» WHAT YOU NEED TO DO
Your task is to repeat the entries underneath exactly, minus the pictures.

(A block of data)
------------------------
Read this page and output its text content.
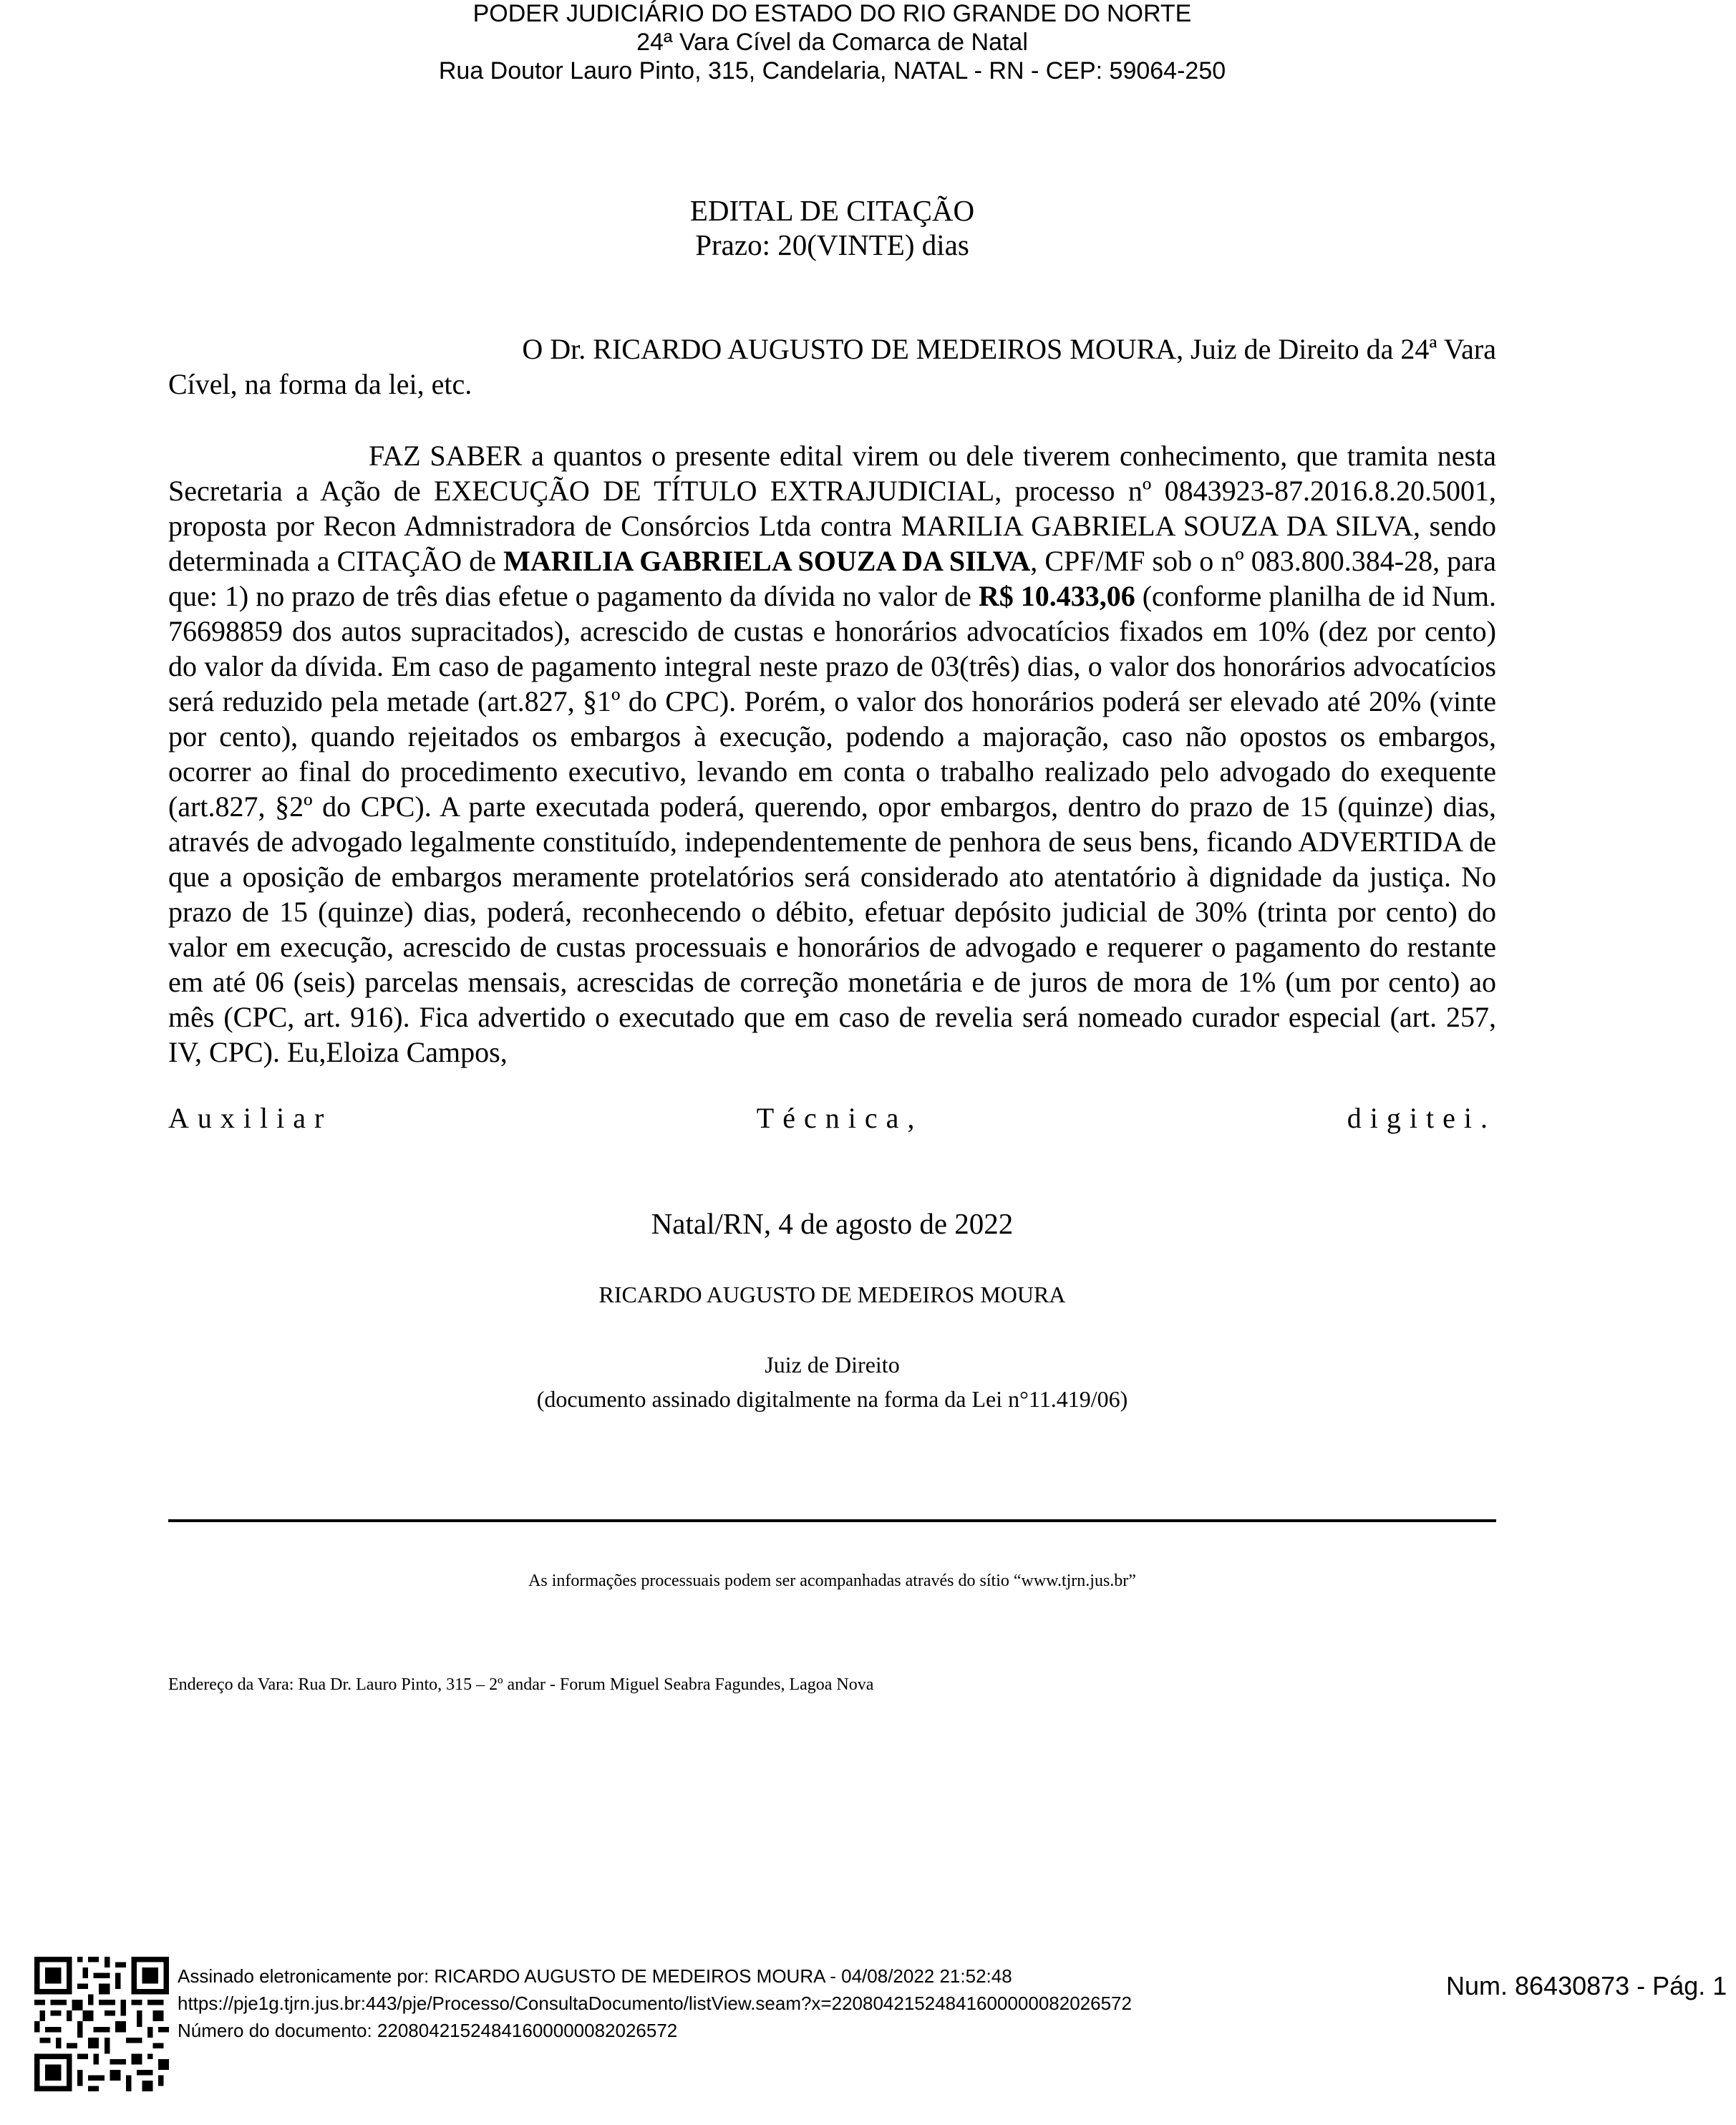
PODER JUDICIÁRIO DO ESTADO DO RIO GRANDE DO NORTE
24ª Vara Cível da Comarca de Natal
Rua Doutor Lauro Pinto, 315, Candelaria, NATAL - RN - CEP: 59064-250
EDITAL DE CITAÇÃO
Prazo: 20(VINTE) dias
O Dr. RICARDO AUGUSTO DE MEDEIROS MOURA, Juiz de Direito da 24ª Vara
Cível, na forma da lei, etc.
FAZ SABER a quantos o presente edital virem ou dele tiverem conhecimento, que tramita nesta Secretaria a Ação de EXECUÇÃO DE TÍTULO EXTRAJUDICIAL, processo nº 0843923-87.2016.8.20.5001, proposta por Recon Admnistradora de Consórcios Ltda contra MARILIA GABRIELA SOUZA DA SILVA, sendo determinada a CITAÇÃO de MARILIA GABRIELA SOUZA DA SILVA, CPF/MF sob o nº 083.800.384-28, para que: 1) no prazo de três dias efetue o pagamento da dívida no valor de R$ 10.433,06 (conforme planilha de id Num. 76698859 dos autos supracitados), acrescido de custas e honorários advocatícios fixados em 10% (dez por cento) do valor da dívida. Em caso de pagamento integral neste prazo de 03(três) dias, o valor dos honorários advocatícios será reduzido pela metade (art.827, §1º do CPC). Porém, o valor dos honorários poderá ser elevado até 20% (vinte por cento), quando rejeitados os embargos à execução, podendo a majoração, caso não opostos os embargos, ocorrer ao final do procedimento executivo, levando em conta o trabalho realizado pelo advogado do exequente (art.827, §2º do CPC). A parte executada poderá, querendo, opor embargos, dentro do prazo de 15 (quinze) dias, através de advogado legalmente constituído, independentemente de penhora de seus bens, ficando ADVERTIDA de que a oposição de embargos meramente protelatórios será considerado ato atentatório à dignidade da justiça. No prazo de 15 (quinze) dias, poderá, reconhecendo o débito, efetuar depósito judicial de 30% (trinta por cento) do valor em execução, acrescido de custas processuais e honorários de advogado e requerer o pagamento do restante em até 06 (seis) parcelas mensais, acrescidas de correção monetária e de juros de mora de 1% (um por cento) ao mês (CPC, art. 916). Fica advertido o executado que em caso de revelia será nomeado curador especial (art. 257, IV, CPC). Eu,Eloiza Campos,
Auxiliar	Técnica,	digitei.
Natal/RN, 4 de agosto de 2022
RICARDO AUGUSTO DE MEDEIROS MOURA
Juiz de Direito
(documento assinado digitalmente na forma da Lei n°11.419/06)
As informações processuais podem ser acompanhadas através do sítio “www.tjrn.jus.br”
Endereço da Vara: Rua Dr. Lauro Pinto, 315 – 2º andar - Forum Miguel Seabra Fagundes, Lagoa Nova
Assinado eletronicamente por: RICARDO AUGUSTO DE MEDEIROS MOURA - 04/08/2022 21:52:48
https://pje1g.tjrn.jus.br:443/pje/Processo/ConsultaDocumento/listView.seam?x=22080421524841600000082026572
Número do documento: 22080421524841600000082026572
Num. 86430873 - Pág. 1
------------------------
» THE RESULT
Read this page and output its text content.
PODER JUDICIÁRIO DO ESTADO DO RIO GRANDE DO NORTE
24ª Vara Cível da Comarca de Natal
Rua Doutor Lauro Pinto, 315, Candelaria, NATAL - RN - CEP: 59064-250
EDITAL DE CITAÇÃO
Prazo: 20(VINTE) dias
O Dr. RICARDO AUGUSTO DE MEDEIROS MOURA, Juiz de Direito da 24ª Vara
Cível, na forma da lei, etc.
FAZ SABER a quantos o presente edital virem ou dele tiverem conhecimento, que tramita nesta Secretaria a Ação de EXECUÇÃO DE TÍTULO EXTRAJUDICIAL, processo nº 0843923-87.2016.8.20.5001, proposta por Recon Admnistradora de Consórcios Ltda contra MARILIA GABRIELA SOUZA DA SILVA, sendo determinada a CITAÇÃO de MARILIA GABRIELA SOUZA DA SILVA, CPF/MF sob o nº 083.800.384-28, para que: 1) no prazo de três dias efetue o pagamento da dívida no valor de R$ 10.433,06 (conforme planilha de id Num. 76698859 dos autos supracitados), acrescido de custas e honorários advocatícios fixados em 10% (dez por cento) do valor da dívida. Em caso de pagamento integral neste prazo de 03(três) dias, o valor dos honorários advocatícios será reduzido pela metade (art.827, §1º do CPC). Porém, o valor dos honorários poderá ser elevado até 20% (vinte por cento), quando rejeitados os embargos à execução, podendo a majoração, caso não opostos os embargos, ocorrer ao final do procedimento executivo, levando em conta o trabalho realizado pelo advogado do exequente (art.827, §2º do CPC). A parte executada poderá, querendo, opor embargos, dentro do prazo de 15 (quinze) dias, através de advogado legalmente constituído, independentemente de penhora de seus bens, ficando ADVERTIDA de que a oposição de embargos meramente protelatórios será considerado ato atentatório à dignidade da justiça. No prazo de 15 (quinze) dias, poderá, reconhecendo o débito, efetuar depósito judicial de 30% (trinta por cento) do valor em execução, acrescido de custas processuais e honorários de advogado e requerer o pagamento do restante em até 06 (seis) parcelas mensais, acrescidas de correção monetária e de juros de mora de 1% (um por cento) ao mês (CPC, art. 916). Fica advertido o executado que em caso de revelia será nomeado curador especial (art. 257, IV, CPC). Eu,Eloiza Campos,
Auxiliar	Técnica,	digitei.
Natal/RN, 4 de agosto de 2022
RICARDO AUGUSTO DE MEDEIROS MOURA
Juiz de Direito
(documento assinado digitalmente na forma da Lei n°11.419/06)
As informações processuais podem ser acompanhadas através do sítio “www.tjrn.jus.br”
Endereço da Vara: Rua Dr. Lauro Pinto, 315 – 2º andar - Forum Miguel Seabra Fagundes, Lagoa Nova
Assinado eletronicamente por: RICARDO AUGUSTO DE MEDEIROS MOURA - 04/08/2022 21:52:48
https://pje1g.tjrn.jus.br:443/pje/Processo/ConsultaDocumento/listView.seam?x=22080421524841600000082026572
Número do documento: 22080421524841600000082026572
Num. 86430873 - Pág. 1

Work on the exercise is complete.